What you are asked to do: Show each line that has the string "this" in it.

Extracted records
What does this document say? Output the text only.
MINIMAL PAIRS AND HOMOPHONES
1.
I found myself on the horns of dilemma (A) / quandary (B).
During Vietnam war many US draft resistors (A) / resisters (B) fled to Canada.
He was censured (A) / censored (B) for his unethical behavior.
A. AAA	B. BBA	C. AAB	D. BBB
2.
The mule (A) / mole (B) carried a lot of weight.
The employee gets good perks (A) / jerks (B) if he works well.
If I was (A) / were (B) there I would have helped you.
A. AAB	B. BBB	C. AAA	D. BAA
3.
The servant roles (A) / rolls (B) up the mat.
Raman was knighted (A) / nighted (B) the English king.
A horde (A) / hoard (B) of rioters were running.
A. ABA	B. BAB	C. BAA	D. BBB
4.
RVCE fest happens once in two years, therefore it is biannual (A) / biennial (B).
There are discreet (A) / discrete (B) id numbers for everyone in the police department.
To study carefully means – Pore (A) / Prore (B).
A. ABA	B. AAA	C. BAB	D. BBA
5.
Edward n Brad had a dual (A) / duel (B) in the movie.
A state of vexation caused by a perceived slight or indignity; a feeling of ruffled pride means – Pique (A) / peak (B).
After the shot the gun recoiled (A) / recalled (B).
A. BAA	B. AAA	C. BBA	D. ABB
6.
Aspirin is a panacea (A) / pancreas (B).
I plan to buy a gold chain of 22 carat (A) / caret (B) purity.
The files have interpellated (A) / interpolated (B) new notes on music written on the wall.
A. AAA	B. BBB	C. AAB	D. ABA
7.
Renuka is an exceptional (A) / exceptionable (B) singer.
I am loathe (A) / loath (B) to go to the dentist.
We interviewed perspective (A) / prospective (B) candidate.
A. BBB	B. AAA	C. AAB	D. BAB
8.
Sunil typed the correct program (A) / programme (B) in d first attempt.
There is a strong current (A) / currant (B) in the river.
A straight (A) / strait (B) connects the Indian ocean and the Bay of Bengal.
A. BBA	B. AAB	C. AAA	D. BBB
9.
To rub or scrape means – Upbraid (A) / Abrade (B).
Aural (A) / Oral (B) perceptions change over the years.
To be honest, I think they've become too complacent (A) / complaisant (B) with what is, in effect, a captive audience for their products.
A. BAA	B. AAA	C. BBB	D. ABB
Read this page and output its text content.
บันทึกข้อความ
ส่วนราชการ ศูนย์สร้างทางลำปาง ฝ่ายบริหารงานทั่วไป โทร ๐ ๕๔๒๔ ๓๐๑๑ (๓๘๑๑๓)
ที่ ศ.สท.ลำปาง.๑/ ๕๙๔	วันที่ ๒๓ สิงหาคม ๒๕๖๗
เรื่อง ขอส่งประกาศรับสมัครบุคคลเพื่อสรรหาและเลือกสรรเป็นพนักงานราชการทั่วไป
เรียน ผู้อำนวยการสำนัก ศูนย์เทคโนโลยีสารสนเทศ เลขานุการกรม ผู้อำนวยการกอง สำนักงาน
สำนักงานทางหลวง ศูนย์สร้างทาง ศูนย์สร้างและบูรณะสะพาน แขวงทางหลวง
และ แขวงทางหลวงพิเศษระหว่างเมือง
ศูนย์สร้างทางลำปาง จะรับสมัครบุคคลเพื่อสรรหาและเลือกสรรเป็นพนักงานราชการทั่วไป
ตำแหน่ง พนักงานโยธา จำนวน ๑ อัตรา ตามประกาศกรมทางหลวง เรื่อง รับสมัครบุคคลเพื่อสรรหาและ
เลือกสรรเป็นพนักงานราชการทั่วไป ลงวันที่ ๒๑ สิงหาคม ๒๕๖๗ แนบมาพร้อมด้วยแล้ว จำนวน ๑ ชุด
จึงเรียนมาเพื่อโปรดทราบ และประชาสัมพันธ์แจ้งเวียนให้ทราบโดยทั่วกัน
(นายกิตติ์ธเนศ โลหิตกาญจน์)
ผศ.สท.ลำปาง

Written reply:
What does this document say? Output the text only.
Read this page and output its text content.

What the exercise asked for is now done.